Listed entries:
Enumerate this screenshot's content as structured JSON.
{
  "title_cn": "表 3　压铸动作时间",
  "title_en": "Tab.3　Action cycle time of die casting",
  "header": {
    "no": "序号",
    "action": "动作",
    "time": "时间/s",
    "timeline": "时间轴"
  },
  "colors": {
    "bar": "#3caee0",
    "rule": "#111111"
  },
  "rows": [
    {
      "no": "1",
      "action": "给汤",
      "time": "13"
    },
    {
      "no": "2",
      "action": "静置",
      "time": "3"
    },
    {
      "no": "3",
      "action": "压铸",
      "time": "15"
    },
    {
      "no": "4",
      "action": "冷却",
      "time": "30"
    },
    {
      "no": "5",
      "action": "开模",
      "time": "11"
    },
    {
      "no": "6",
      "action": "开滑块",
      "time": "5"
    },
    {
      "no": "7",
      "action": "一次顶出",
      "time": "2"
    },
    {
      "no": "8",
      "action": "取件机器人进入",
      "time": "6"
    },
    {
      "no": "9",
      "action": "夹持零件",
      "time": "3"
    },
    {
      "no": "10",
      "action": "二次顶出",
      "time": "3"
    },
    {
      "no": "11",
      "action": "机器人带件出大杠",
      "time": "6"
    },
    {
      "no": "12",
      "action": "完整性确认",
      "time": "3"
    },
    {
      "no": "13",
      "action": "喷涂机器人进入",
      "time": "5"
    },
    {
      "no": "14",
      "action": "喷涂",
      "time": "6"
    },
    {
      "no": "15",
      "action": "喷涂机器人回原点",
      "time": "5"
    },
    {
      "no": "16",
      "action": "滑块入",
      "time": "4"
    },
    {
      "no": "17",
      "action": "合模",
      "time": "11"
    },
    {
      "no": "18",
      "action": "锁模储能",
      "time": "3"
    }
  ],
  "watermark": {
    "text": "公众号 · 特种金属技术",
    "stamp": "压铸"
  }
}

...

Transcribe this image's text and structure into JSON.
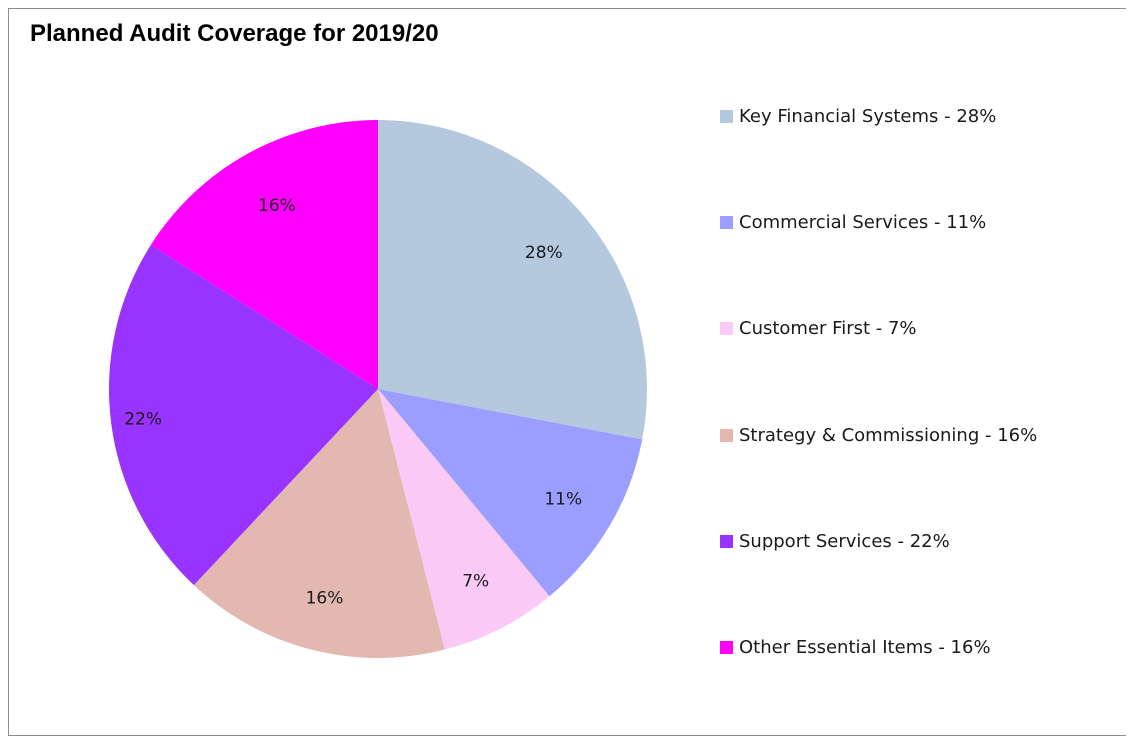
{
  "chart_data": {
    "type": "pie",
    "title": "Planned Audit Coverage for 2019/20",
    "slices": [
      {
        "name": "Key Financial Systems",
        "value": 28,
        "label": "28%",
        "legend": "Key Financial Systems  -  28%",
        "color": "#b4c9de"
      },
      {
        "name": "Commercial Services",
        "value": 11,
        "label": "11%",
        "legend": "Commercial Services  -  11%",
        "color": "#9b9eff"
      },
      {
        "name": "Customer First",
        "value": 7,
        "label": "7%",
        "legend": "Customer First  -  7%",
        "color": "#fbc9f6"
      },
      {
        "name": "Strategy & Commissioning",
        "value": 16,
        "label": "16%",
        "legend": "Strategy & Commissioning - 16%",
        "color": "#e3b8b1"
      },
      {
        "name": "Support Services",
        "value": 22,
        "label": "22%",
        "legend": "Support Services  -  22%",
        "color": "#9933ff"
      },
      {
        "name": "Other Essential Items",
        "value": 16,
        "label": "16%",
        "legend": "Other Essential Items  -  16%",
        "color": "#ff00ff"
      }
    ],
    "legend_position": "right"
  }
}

* * *

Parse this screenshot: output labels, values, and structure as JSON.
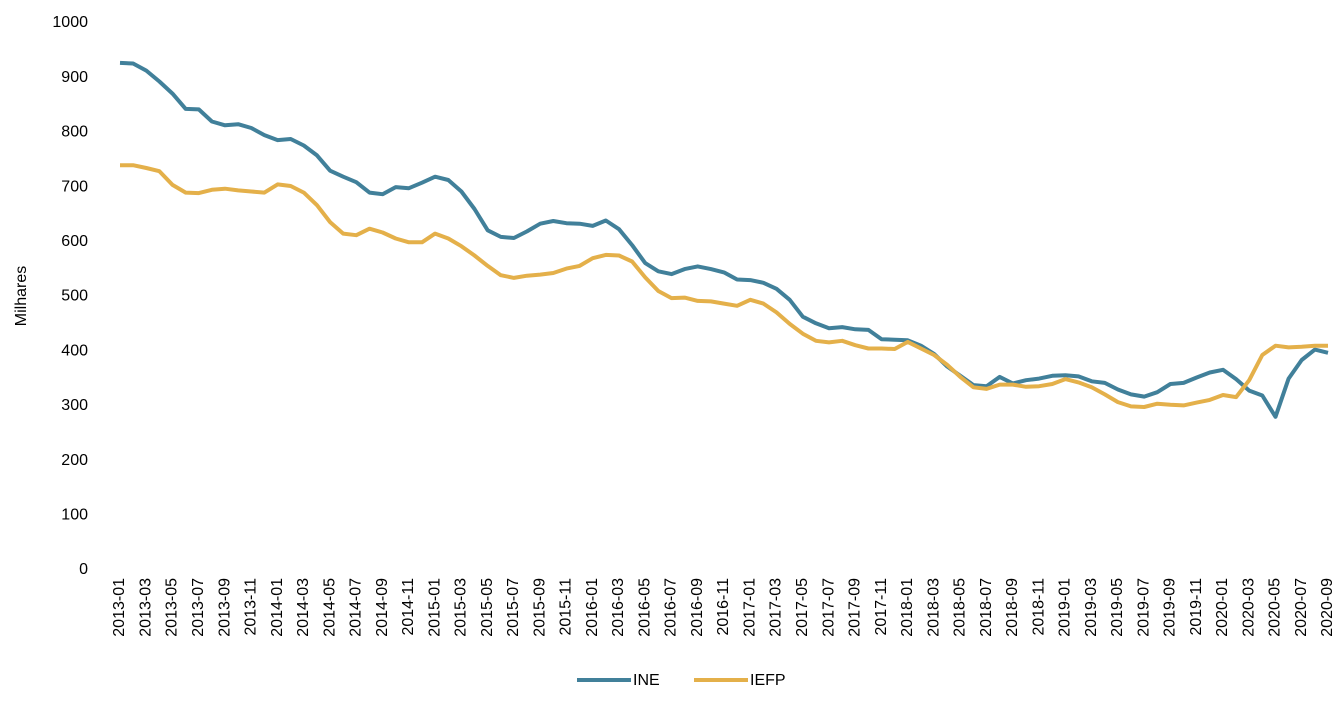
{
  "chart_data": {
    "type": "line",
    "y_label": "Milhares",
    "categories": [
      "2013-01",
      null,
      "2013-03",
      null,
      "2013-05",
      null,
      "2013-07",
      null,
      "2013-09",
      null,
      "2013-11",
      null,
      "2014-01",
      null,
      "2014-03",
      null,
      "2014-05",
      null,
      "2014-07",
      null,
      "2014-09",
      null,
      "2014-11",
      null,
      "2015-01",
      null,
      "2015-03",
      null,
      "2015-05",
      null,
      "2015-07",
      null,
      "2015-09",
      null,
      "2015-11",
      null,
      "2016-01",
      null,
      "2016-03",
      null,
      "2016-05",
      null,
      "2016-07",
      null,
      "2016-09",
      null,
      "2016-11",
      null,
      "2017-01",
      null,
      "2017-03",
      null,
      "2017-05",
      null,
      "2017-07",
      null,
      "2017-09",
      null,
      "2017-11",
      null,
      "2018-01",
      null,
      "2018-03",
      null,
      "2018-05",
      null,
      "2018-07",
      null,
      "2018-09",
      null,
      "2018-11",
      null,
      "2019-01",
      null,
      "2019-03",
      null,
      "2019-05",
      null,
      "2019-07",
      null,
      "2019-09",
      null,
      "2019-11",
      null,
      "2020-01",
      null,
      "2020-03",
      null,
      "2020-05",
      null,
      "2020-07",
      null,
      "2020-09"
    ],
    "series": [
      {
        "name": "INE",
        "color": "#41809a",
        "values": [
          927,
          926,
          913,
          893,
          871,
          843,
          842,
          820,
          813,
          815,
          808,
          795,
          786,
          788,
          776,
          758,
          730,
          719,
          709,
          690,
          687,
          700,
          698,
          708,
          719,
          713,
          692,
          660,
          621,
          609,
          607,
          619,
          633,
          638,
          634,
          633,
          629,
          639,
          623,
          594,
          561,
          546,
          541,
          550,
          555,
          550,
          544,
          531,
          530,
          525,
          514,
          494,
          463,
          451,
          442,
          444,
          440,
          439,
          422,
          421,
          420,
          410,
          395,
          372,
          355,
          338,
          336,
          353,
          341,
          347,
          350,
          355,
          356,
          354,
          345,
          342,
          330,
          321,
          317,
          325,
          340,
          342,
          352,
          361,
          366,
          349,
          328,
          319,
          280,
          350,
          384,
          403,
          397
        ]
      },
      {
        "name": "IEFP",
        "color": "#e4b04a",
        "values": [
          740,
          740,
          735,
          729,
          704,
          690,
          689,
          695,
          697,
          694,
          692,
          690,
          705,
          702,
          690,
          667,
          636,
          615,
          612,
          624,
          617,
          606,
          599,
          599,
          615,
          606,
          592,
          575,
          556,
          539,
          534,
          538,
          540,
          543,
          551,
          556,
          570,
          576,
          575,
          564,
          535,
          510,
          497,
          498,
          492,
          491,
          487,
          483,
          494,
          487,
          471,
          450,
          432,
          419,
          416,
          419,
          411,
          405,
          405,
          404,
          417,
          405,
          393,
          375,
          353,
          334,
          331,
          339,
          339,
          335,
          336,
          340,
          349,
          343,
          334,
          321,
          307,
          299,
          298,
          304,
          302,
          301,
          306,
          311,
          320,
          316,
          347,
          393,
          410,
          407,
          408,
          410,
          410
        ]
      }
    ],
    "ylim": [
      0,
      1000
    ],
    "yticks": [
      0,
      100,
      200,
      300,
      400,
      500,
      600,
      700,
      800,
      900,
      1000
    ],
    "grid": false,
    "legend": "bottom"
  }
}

Stated goal: Count the lines of the material that include the word "this", then state only the total.

Result: 3